Gゼロサミットに関する岸田総理メッセージ
内閣総理大臣の岸田文雄です。Gゼロサミットが、2年ぶりに対面で開催されることを嬉しく思います。私自身は、海外から数多くの首脳が現在訪日されており、本会議に直接足を運ぶことはできませんが、今後の世界の展望を開く、活発な議論が交わされることを期待します。
パンデミック、ウクライナ危機、そして、国際的なエネルギー・食料危機。歴史を画するような数十年に一度あるかどうかの事態に次々と直面しています。特に、ウクライナ危機で、Dr.ブレマーのおっしゃるGゼロの世界が、正に文字どおり現実のものとして現れた。このように思います。力を背景とした一方的な現状変更の試みは世界のいずれの地域においても認められてはなりません。また、不透明な開発支援、経済的威圧などにより、自由で開かれた経済秩序も大きな挑戦を受けています。

- 課題の内容: 上に掲げたGゼロサミットに関するメッセージのうち、「パンデミック、ウクライナ危機」から「も大きな挑戦を受けています。」までの部分を、一字も変えずに写してください。

- 示された記録:
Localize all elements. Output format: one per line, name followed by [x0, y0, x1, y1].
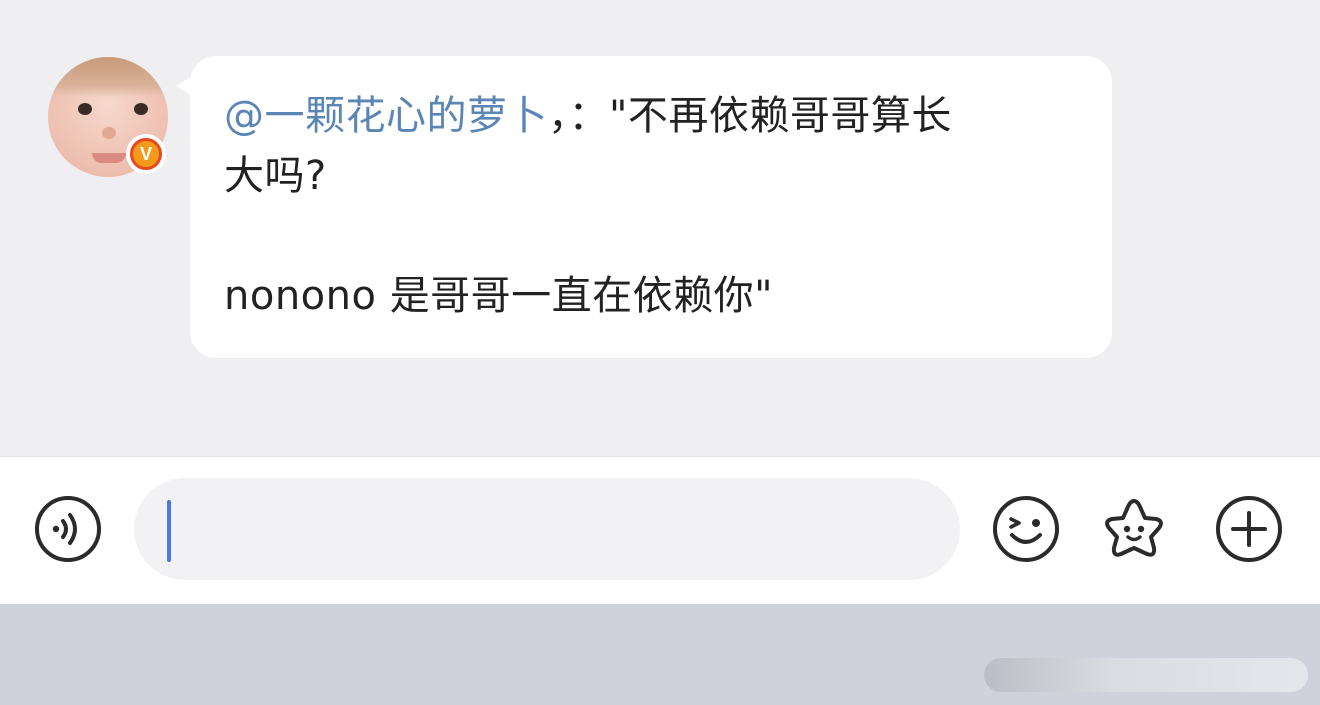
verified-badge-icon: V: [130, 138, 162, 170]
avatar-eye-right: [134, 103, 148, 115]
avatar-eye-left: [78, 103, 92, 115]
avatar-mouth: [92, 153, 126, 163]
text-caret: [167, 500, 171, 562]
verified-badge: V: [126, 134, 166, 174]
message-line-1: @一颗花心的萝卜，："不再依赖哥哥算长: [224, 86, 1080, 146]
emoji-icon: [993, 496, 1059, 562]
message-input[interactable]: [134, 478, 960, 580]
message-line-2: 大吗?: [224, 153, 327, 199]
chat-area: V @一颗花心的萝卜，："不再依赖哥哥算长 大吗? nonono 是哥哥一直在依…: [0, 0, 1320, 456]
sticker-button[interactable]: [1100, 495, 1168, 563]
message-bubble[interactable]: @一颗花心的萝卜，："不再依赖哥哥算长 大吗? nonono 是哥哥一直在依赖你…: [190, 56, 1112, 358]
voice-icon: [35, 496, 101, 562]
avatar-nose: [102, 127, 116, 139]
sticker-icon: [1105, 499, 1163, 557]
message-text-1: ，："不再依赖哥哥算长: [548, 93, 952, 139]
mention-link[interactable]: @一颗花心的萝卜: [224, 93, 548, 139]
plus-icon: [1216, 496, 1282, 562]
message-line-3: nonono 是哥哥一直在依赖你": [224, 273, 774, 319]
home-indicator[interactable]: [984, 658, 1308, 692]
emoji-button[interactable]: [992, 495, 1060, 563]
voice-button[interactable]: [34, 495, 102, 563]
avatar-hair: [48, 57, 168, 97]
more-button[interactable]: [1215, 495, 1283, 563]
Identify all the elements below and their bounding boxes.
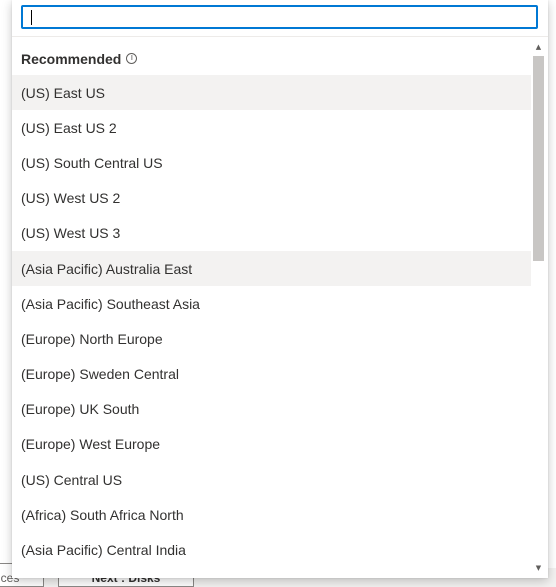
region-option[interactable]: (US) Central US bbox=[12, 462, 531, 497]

- 正しい結果:
パンデミック、ウクライナ危機、そして、国際的なエネルギー・食料危機。歴史を画するような数十年に一度あるかどうかの事態に次々と直面しています。特に、ウクライナ危機で、Dr.ブレマーのおっしゃるGゼロの世界が、正に文字どおり現実のものとして現れた。このように思います。力を背景とした一方的な現状変更の試みは世界のいずれの地域においても認められてはなりません。また、不透明な開発支援、経済的威圧などにより、自由で開かれた経済秩序も大きな挑戦を受けています。